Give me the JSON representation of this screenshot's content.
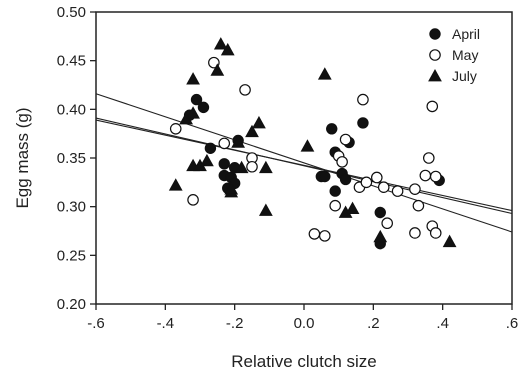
{
  "chart_data": {
    "type": "scatter",
    "xlabel": "Relative clutch size",
    "ylabel": "Egg mass (g)",
    "xlim": [
      -0.6,
      0.6
    ],
    "ylim": [
      0.2,
      0.5
    ],
    "x_ticks": [
      -0.6,
      -0.4,
      -0.2,
      0.0,
      0.2,
      0.4,
      0.6
    ],
    "x_tick_labels": [
      "-.6",
      "-.4",
      "-.2",
      "0.0",
      ".2",
      ".4",
      ".6"
    ],
    "y_ticks": [
      0.2,
      0.25,
      0.3,
      0.35,
      0.4,
      0.45,
      0.5
    ],
    "y_tick_labels": [
      "0.20",
      "0.25",
      "0.30",
      "0.35",
      "0.40",
      "0.45",
      "0.50"
    ],
    "legend_position": "top-right",
    "series": [
      {
        "name": "April",
        "marker": "filled-circle",
        "points": [
          [
            -0.33,
            0.394
          ],
          [
            -0.31,
            0.41
          ],
          [
            -0.29,
            0.402
          ],
          [
            -0.27,
            0.36
          ],
          [
            -0.23,
            0.344
          ],
          [
            -0.23,
            0.332
          ],
          [
            -0.21,
            0.33
          ],
          [
            -0.22,
            0.319
          ],
          [
            -0.2,
            0.34
          ],
          [
            -0.19,
            0.368
          ],
          [
            -0.2,
            0.324
          ],
          [
            0.05,
            0.331
          ],
          [
            0.06,
            0.331
          ],
          [
            0.08,
            0.38
          ],
          [
            0.09,
            0.356
          ],
          [
            0.09,
            0.316
          ],
          [
            0.11,
            0.334
          ],
          [
            0.12,
            0.328
          ],
          [
            0.13,
            0.366
          ],
          [
            0.17,
            0.386
          ],
          [
            0.22,
            0.294
          ],
          [
            0.22,
            0.262
          ],
          [
            0.39,
            0.327
          ]
        ]
      },
      {
        "name": "May",
        "marker": "open-circle",
        "points": [
          [
            -0.37,
            0.38
          ],
          [
            -0.32,
            0.307
          ],
          [
            -0.26,
            0.448
          ],
          [
            -0.23,
            0.365
          ],
          [
            -0.17,
            0.42
          ],
          [
            -0.15,
            0.35
          ],
          [
            -0.15,
            0.341
          ],
          [
            0.03,
            0.272
          ],
          [
            0.06,
            0.27
          ],
          [
            0.09,
            0.301
          ],
          [
            0.1,
            0.352
          ],
          [
            0.11,
            0.346
          ],
          [
            0.12,
            0.369
          ],
          [
            0.16,
            0.32
          ],
          [
            0.17,
            0.41
          ],
          [
            0.18,
            0.325
          ],
          [
            0.21,
            0.33
          ],
          [
            0.23,
            0.32
          ],
          [
            0.24,
            0.283
          ],
          [
            0.27,
            0.316
          ],
          [
            0.32,
            0.318
          ],
          [
            0.32,
            0.273
          ],
          [
            0.33,
            0.301
          ],
          [
            0.35,
            0.332
          ],
          [
            0.36,
            0.35
          ],
          [
            0.37,
            0.403
          ],
          [
            0.37,
            0.28
          ],
          [
            0.38,
            0.273
          ],
          [
            0.38,
            0.331
          ]
        ]
      },
      {
        "name": "July",
        "marker": "filled-triangle",
        "points": [
          [
            -0.37,
            0.322
          ],
          [
            -0.34,
            0.39
          ],
          [
            -0.32,
            0.431
          ],
          [
            -0.32,
            0.396
          ],
          [
            -0.32,
            0.342
          ],
          [
            -0.3,
            0.342
          ],
          [
            -0.28,
            0.347
          ],
          [
            -0.25,
            0.44
          ],
          [
            -0.24,
            0.467
          ],
          [
            -0.22,
            0.461
          ],
          [
            -0.21,
            0.315
          ],
          [
            -0.21,
            0.318
          ],
          [
            -0.19,
            0.366
          ],
          [
            -0.18,
            0.34
          ],
          [
            -0.15,
            0.377
          ],
          [
            -0.13,
            0.386
          ],
          [
            -0.11,
            0.296
          ],
          [
            -0.11,
            0.34
          ],
          [
            0.01,
            0.362
          ],
          [
            0.06,
            0.436
          ],
          [
            0.12,
            0.294
          ],
          [
            0.14,
            0.298
          ],
          [
            0.22,
            0.269
          ],
          [
            0.42,
            0.264
          ]
        ]
      }
    ],
    "regression_lines": [
      {
        "x": [
          -0.6,
          0.6
        ],
        "y": [
          0.416,
          0.274
        ]
      },
      {
        "x": [
          -0.6,
          0.6
        ],
        "y": [
          0.389,
          0.296
        ]
      },
      {
        "x": [
          -0.6,
          0.6
        ],
        "y": [
          0.391,
          0.293
        ]
      }
    ]
  }
}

━━━━

Look through the entries above for the word "filled". Copy every line where it shows up.

● Solved exercise:
        "marker": "filled-circle",
        "marker": "filled-triangle",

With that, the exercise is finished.